- AIM OF THE EXERCISE -
Reproduce all of the records exactly.

- MATERIAL TO PROCESS -
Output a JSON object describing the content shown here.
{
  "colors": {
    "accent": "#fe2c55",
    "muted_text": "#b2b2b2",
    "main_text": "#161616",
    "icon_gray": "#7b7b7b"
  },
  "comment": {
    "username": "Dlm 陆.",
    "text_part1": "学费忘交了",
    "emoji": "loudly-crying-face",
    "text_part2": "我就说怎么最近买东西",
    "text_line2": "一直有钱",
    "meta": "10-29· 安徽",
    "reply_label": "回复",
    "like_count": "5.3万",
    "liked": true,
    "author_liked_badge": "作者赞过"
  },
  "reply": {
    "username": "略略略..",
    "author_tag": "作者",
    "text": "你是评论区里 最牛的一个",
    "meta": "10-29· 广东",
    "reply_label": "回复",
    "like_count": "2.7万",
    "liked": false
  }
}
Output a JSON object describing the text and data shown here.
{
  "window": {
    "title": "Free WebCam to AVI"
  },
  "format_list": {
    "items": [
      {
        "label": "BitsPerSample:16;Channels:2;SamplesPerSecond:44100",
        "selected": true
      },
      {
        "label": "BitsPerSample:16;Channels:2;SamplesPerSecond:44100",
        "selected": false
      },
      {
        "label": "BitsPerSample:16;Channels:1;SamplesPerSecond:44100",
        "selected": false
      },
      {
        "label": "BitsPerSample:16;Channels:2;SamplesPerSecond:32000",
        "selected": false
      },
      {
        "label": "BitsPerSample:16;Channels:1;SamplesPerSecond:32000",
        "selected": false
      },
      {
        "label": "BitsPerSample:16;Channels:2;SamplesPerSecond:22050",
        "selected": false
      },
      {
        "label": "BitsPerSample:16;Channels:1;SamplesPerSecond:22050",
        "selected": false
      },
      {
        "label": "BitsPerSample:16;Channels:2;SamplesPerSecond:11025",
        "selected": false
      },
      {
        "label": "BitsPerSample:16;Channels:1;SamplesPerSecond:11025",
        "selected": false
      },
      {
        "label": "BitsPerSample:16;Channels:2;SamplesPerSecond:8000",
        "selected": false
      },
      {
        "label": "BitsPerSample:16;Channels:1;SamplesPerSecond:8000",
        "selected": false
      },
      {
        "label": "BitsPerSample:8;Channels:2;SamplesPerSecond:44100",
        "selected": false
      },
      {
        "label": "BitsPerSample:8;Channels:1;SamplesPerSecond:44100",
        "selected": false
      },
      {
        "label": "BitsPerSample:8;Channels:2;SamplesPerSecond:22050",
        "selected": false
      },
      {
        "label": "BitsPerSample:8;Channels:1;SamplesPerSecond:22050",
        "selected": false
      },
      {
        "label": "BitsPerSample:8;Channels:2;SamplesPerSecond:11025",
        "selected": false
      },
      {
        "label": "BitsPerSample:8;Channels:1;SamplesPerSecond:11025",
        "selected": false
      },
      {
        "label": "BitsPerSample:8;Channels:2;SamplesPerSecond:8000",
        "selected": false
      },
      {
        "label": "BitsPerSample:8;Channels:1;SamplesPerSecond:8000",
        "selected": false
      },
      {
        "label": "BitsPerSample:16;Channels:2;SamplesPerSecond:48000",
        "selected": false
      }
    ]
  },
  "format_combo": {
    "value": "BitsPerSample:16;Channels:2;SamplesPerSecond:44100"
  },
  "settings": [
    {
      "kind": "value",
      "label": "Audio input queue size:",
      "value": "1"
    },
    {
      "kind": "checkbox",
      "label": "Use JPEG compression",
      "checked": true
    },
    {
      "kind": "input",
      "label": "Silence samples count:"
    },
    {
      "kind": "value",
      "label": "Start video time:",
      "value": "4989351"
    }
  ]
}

- SOLUTION FOR THIS TASK -
Output a JSON object describing the content shown here.
{
  "colors": {
    "accent": "#fe2c55",
    "muted_text": "#b2b2b2",
    "main_text": "#161616",
    "icon_gray": "#7b7b7b"
  },
  "comment": {
    "username": "Dlm 陆.",
    "text_part1": "学费忘交了",
    "emoji": "loudly-crying-face",
    "text_part2": "我就说怎么最近买东西",
    "text_line2": "一直有钱",
    "meta": "10-29· 安徽",
    "reply_label": "回复",
    "like_count": "5.3万",
    "liked": true,
    "author_liked_badge": "作者赞过"
  },
  "reply": {
    "username": "略略略..",
    "author_tag": "作者",
    "text": "你是评论区里 最牛的一个",
    "meta": "10-29· 广东",
    "reply_label": "回复",
    "like_count": "2.7万",
    "liked": false
  }
}
Output a JSON object describing the text and data shown here.
{
  "window": {
    "title": "Free WebCam to AVI"
  },
  "format_list": {
    "items": [
      {
        "label": "BitsPerSample:16;Channels:2;SamplesPerSecond:44100",
        "selected": true
      },
      {
        "label": "BitsPerSample:16;Channels:2;SamplesPerSecond:44100",
        "selected": false
      },
      {
        "label": "BitsPerSample:16;Channels:1;SamplesPerSecond:44100",
        "selected": false
      },
      {
        "label": "BitsPerSample:16;Channels:2;SamplesPerSecond:32000",
        "selected": false
      },
      {
        "label": "BitsPerSample:16;Channels:1;SamplesPerSecond:32000",
        "selected": false
      },
      {
        "label": "BitsPerSample:16;Channels:2;SamplesPerSecond:22050",
        "selected": false
      },
      {
        "label": "BitsPerSample:16;Channels:1;SamplesPerSecond:22050",
        "selected": false
      },
      {
        "label": "BitsPerSample:16;Channels:2;SamplesPerSecond:11025",
        "selected": false
      },
      {
        "label": "BitsPerSample:16;Channels:1;SamplesPerSecond:11025",
        "selected": false
      },
      {
        "label": "BitsPerSample:16;Channels:2;SamplesPerSecond:8000",
        "selected": false
      },
      {
        "label": "BitsPerSample:16;Channels:1;SamplesPerSecond:8000",
        "selected": false
      },
      {
        "label": "BitsPerSample:8;Channels:2;SamplesPerSecond:44100",
        "selected": false
      },
      {
        "label": "BitsPerSample:8;Channels:1;SamplesPerSecond:44100",
        "selected": false
      },
      {
        "label": "BitsPerSample:8;Channels:2;SamplesPerSecond:22050",
        "selected": false
      },
      {
        "label": "BitsPerSample:8;Channels:1;SamplesPerSecond:22050",
        "selected": false
      },
      {
        "label": "BitsPerSample:8;Channels:2;SamplesPerSecond:11025",
        "selected": false
      },
      {
        "label": "BitsPerSample:8;Channels:1;SamplesPerSecond:11025",
        "selected": false
      },
      {
        "label": "BitsPerSample:8;Channels:2;SamplesPerSecond:8000",
        "selected": false
      },
      {
        "label": "BitsPerSample:8;Channels:1;SamplesPerSecond:8000",
        "selected": false
      },
      {
        "label": "BitsPerSample:16;Channels:2;SamplesPerSecond:48000",
        "selected": false
      }
    ]
  },
  "format_combo": {
    "value": "BitsPerSample:16;Channels:2;SamplesPerSecond:44100"
  },
  "settings": [
    {
      "kind": "value",
      "label": "Audio input queue size:",
      "value": "1"
    },
    {
      "kind": "checkbox",
      "label": "Use JPEG compression",
      "checked": true
    },
    {
      "kind": "input",
      "label": "Silence samples count:"
    },
    {
      "kind": "value",
      "label": "Start video time:",
      "value": "4989351"
    }
  ]
}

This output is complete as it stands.